Stated problem: Images appear in the records below; leave them out and repeat everything else exactly.

==*==

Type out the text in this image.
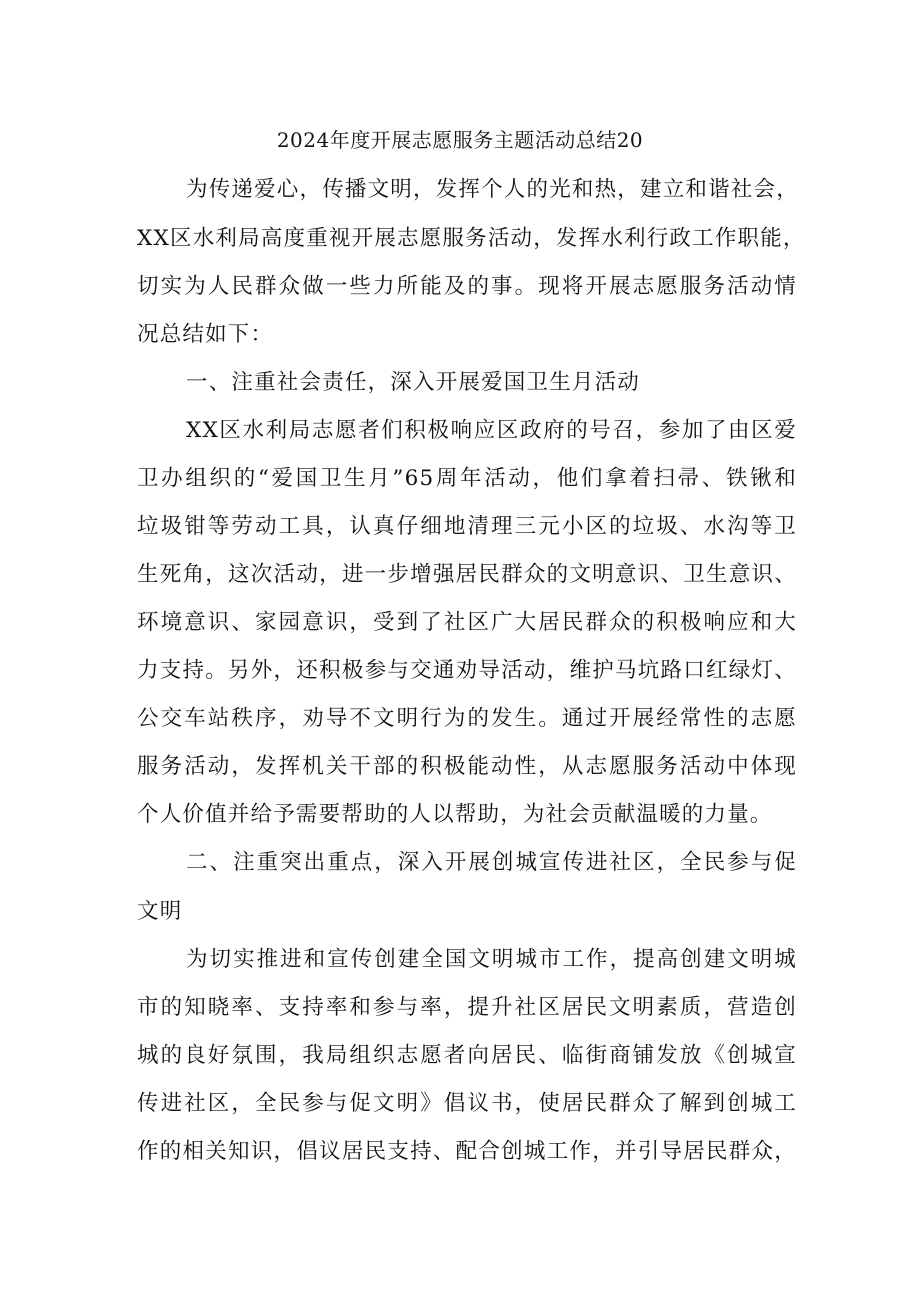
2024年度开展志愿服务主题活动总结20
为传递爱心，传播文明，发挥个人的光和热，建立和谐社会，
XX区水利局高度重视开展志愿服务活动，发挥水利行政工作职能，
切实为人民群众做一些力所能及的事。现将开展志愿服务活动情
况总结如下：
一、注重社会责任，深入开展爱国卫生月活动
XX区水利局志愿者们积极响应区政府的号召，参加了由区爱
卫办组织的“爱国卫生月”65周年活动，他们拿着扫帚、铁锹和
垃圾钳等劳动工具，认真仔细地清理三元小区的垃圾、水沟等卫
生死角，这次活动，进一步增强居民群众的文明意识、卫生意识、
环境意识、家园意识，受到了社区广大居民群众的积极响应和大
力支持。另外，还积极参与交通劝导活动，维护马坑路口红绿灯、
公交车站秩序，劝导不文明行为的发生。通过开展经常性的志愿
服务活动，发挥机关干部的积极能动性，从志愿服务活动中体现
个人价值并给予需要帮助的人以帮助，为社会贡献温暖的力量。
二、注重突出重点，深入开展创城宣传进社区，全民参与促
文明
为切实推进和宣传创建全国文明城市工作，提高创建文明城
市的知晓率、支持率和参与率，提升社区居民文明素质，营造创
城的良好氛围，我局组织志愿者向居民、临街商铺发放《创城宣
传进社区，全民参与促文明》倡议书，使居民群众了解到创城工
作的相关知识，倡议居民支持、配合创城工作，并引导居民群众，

==*==

Full answer:
Type out the text in this image.
2024年度开展志愿服务主题活动总结20
为传递爱心，传播文明，发挥个人的光和热，建立和谐社会，
XX区水利局高度重视开展志愿服务活动，发挥水利行政工作职能，
切实为人民群众做一些力所能及的事。现将开展志愿服务活动情
况总结如下：
一、注重社会责任，深入开展爱国卫生月活动
XX区水利局志愿者们积极响应区政府的号召，参加了由区爱
卫办组织的“爱国卫生月”65周年活动，他们拿着扫帚、铁锹和
垃圾钳等劳动工具，认真仔细地清理三元小区的垃圾、水沟等卫
生死角，这次活动，进一步增强居民群众的文明意识、卫生意识、
环境意识、家园意识，受到了社区广大居民群众的积极响应和大
力支持。另外，还积极参与交通劝导活动，维护马坑路口红绿灯、
公交车站秩序，劝导不文明行为的发生。通过开展经常性的志愿
服务活动，发挥机关干部的积极能动性，从志愿服务活动中体现
个人价值并给予需要帮助的人以帮助，为社会贡献温暖的力量。
二、注重突出重点，深入开展创城宣传进社区，全民参与促
文明
为切实推进和宣传创建全国文明城市工作，提高创建文明城
市的知晓率、支持率和参与率，提升社区居民文明素质，营造创
城的良好氛围，我局组织志愿者向居民、临街商铺发放《创城宣
传进社区，全民参与促文明》倡议书，使居民群众了解到创城工
作的相关知识，倡议居民支持、配合创城工作，并引导居民群众，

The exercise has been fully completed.